The exercise
Set all the material down again unchanged, without the pictures.

Extracts from a graphics dataset:
● ● ●
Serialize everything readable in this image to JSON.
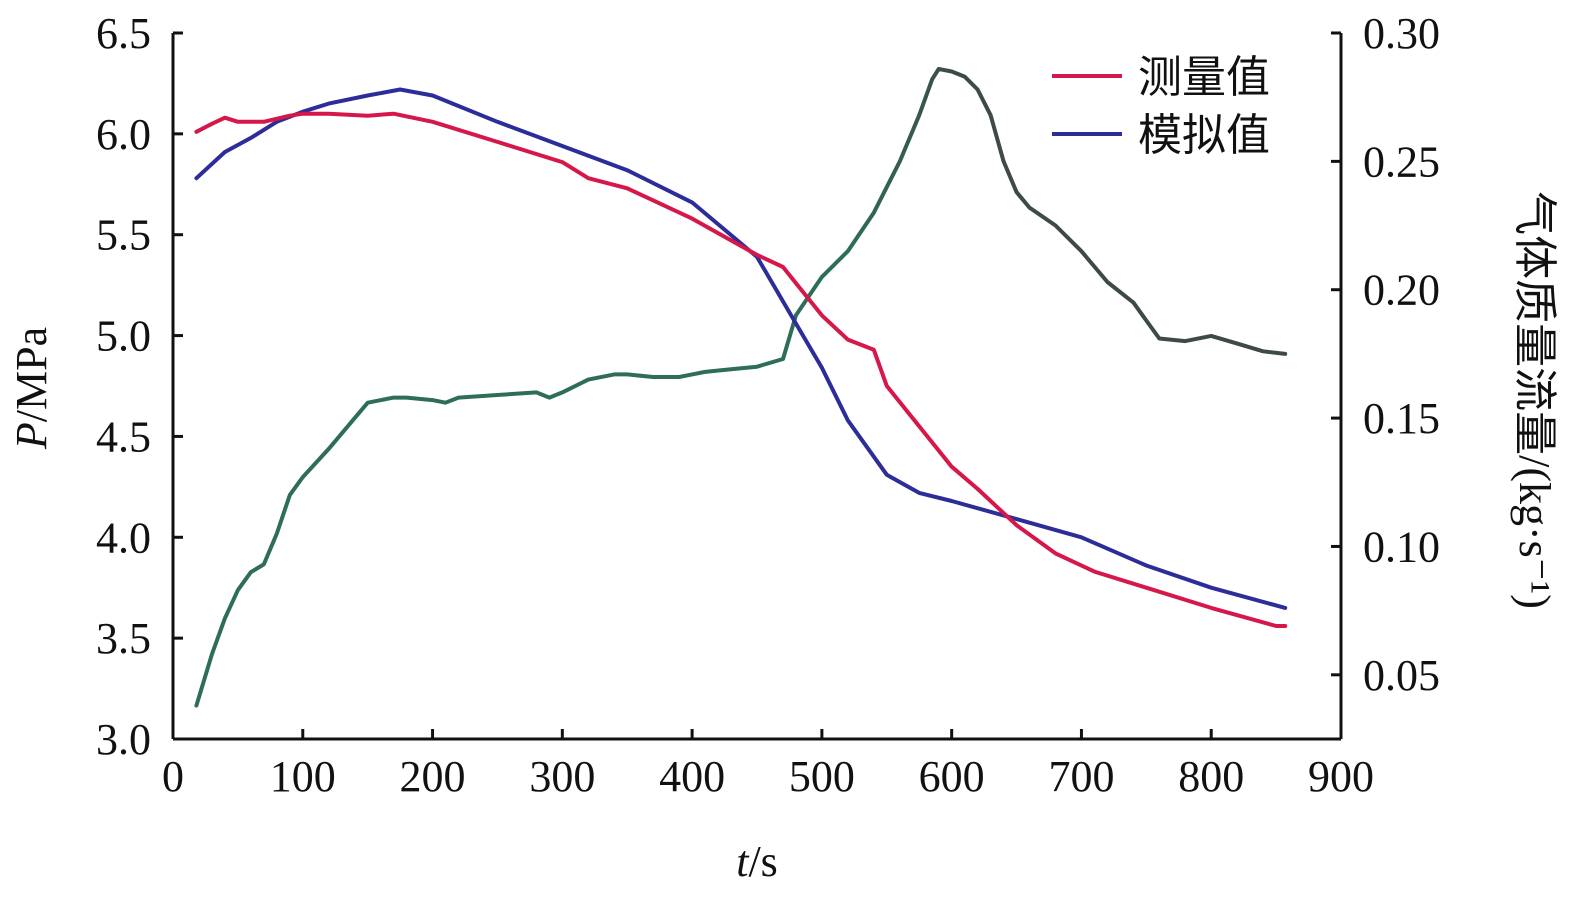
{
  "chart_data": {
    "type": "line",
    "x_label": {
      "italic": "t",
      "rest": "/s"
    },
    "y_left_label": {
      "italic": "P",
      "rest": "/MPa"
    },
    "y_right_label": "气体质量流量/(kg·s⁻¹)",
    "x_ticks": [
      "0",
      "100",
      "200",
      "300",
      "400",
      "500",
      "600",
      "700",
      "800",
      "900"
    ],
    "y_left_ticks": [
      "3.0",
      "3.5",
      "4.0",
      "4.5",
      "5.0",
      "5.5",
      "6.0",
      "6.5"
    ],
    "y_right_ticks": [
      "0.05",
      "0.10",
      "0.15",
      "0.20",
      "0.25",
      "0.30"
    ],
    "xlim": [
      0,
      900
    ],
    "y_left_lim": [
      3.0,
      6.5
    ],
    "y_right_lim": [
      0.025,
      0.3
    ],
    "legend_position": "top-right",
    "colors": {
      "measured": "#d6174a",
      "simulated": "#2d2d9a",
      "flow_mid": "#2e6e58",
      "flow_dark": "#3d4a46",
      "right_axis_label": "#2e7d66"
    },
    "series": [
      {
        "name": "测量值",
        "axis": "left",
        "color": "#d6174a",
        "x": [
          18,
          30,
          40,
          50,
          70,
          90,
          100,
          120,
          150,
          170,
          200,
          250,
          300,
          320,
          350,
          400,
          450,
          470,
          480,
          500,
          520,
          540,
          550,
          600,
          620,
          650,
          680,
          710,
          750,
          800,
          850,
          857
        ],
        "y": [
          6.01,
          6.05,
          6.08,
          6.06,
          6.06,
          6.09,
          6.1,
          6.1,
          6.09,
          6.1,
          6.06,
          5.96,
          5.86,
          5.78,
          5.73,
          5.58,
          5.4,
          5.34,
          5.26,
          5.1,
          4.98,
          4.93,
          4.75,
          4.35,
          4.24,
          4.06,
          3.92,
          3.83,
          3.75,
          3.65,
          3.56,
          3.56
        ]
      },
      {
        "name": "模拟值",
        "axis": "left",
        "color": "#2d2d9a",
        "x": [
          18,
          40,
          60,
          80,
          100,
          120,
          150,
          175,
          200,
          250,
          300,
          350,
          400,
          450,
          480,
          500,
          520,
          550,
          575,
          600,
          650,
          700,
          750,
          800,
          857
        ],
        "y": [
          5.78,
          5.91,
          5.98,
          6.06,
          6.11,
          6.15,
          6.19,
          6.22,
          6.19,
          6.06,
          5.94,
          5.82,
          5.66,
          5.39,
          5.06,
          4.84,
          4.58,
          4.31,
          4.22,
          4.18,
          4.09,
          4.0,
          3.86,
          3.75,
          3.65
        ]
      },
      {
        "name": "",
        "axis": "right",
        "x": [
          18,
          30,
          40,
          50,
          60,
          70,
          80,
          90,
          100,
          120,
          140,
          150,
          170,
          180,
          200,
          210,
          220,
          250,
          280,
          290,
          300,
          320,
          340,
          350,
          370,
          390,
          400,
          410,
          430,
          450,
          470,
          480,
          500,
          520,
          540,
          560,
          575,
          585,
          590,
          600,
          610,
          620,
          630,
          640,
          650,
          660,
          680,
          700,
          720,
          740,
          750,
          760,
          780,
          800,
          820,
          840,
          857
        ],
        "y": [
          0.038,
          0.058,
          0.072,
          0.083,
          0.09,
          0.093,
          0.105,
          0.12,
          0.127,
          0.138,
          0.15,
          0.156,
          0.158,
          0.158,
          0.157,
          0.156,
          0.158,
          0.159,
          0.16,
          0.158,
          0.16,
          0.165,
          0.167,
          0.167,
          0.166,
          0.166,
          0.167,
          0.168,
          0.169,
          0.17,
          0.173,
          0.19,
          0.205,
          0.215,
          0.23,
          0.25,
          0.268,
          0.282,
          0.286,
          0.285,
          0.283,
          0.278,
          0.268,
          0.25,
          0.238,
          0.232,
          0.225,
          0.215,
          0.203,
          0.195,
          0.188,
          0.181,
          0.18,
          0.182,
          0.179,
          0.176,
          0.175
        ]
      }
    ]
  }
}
● ● ●
Reply to the exercise
Serialize everything readable in this image to JSON.
{
  "chart_data": {
    "type": "line",
    "x_label": {
      "italic": "t",
      "rest": "/s"
    },
    "y_left_label": {
      "italic": "P",
      "rest": "/MPa"
    },
    "y_right_label": "气体质量流量/(kg·s⁻¹)",
    "x_ticks": [
      "0",
      "100",
      "200",
      "300",
      "400",
      "500",
      "600",
      "700",
      "800",
      "900"
    ],
    "y_left_ticks": [
      "3.0",
      "3.5",
      "4.0",
      "4.5",
      "5.0",
      "5.5",
      "6.0",
      "6.5"
    ],
    "y_right_ticks": [
      "0.05",
      "0.10",
      "0.15",
      "0.20",
      "0.25",
      "0.30"
    ],
    "xlim": [
      0,
      900
    ],
    "y_left_lim": [
      3.0,
      6.5
    ],
    "y_right_lim": [
      0.025,
      0.3
    ],
    "legend_position": "top-right",
    "colors": {
      "measured": "#d6174a",
      "simulated": "#2d2d9a",
      "flow_mid": "#2e6e58",
      "flow_dark": "#3d4a46",
      "right_axis_label": "#2e7d66"
    },
    "series": [
      {
        "name": "测量值",
        "axis": "left",
        "color": "#d6174a",
        "x": [
          18,
          30,
          40,
          50,
          70,
          90,
          100,
          120,
          150,
          170,
          200,
          250,
          300,
          320,
          350,
          400,
          450,
          470,
          480,
          500,
          520,
          540,
          550,
          600,
          620,
          650,
          680,
          710,
          750,
          800,
          850,
          857
        ],
        "y": [
          6.01,
          6.05,
          6.08,
          6.06,
          6.06,
          6.09,
          6.1,
          6.1,
          6.09,
          6.1,
          6.06,
          5.96,
          5.86,
          5.78,
          5.73,
          5.58,
          5.4,
          5.34,
          5.26,
          5.1,
          4.98,
          4.93,
          4.75,
          4.35,
          4.24,
          4.06,
          3.92,
          3.83,
          3.75,
          3.65,
          3.56,
          3.56
        ]
      },
      {
        "name": "模拟值",
        "axis": "left",
        "color": "#2d2d9a",
        "x": [
          18,
          40,
          60,
          80,
          100,
          120,
          150,
          175,
          200,
          250,
          300,
          350,
          400,
          450,
          480,
          500,
          520,
          550,
          575,
          600,
          650,
          700,
          750,
          800,
          857
        ],
        "y": [
          5.78,
          5.91,
          5.98,
          6.06,
          6.11,
          6.15,
          6.19,
          6.22,
          6.19,
          6.06,
          5.94,
          5.82,
          5.66,
          5.39,
          5.06,
          4.84,
          4.58,
          4.31,
          4.22,
          4.18,
          4.09,
          4.0,
          3.86,
          3.75,
          3.65
        ]
      },
      {
        "name": "",
        "axis": "right",
        "x": [
          18,
          30,
          40,
          50,
          60,
          70,
          80,
          90,
          100,
          120,
          140,
          150,
          170,
          180,
          200,
          210,
          220,
          250,
          280,
          290,
          300,
          320,
          340,
          350,
          370,
          390,
          400,
          410,
          430,
          450,
          470,
          480,
          500,
          520,
          540,
          560,
          575,
          585,
          590,
          600,
          610,
          620,
          630,
          640,
          650,
          660,
          680,
          700,
          720,
          740,
          750,
          760,
          780,
          800,
          820,
          840,
          857
        ],
        "y": [
          0.038,
          0.058,
          0.072,
          0.083,
          0.09,
          0.093,
          0.105,
          0.12,
          0.127,
          0.138,
          0.15,
          0.156,
          0.158,
          0.158,
          0.157,
          0.156,
          0.158,
          0.159,
          0.16,
          0.158,
          0.16,
          0.165,
          0.167,
          0.167,
          0.166,
          0.166,
          0.167,
          0.168,
          0.169,
          0.17,
          0.173,
          0.19,
          0.205,
          0.215,
          0.23,
          0.25,
          0.268,
          0.282,
          0.286,
          0.285,
          0.283,
          0.278,
          0.268,
          0.25,
          0.238,
          0.232,
          0.225,
          0.215,
          0.203,
          0.195,
          0.188,
          0.181,
          0.18,
          0.182,
          0.179,
          0.176,
          0.175
        ]
      }
    ]
  }
}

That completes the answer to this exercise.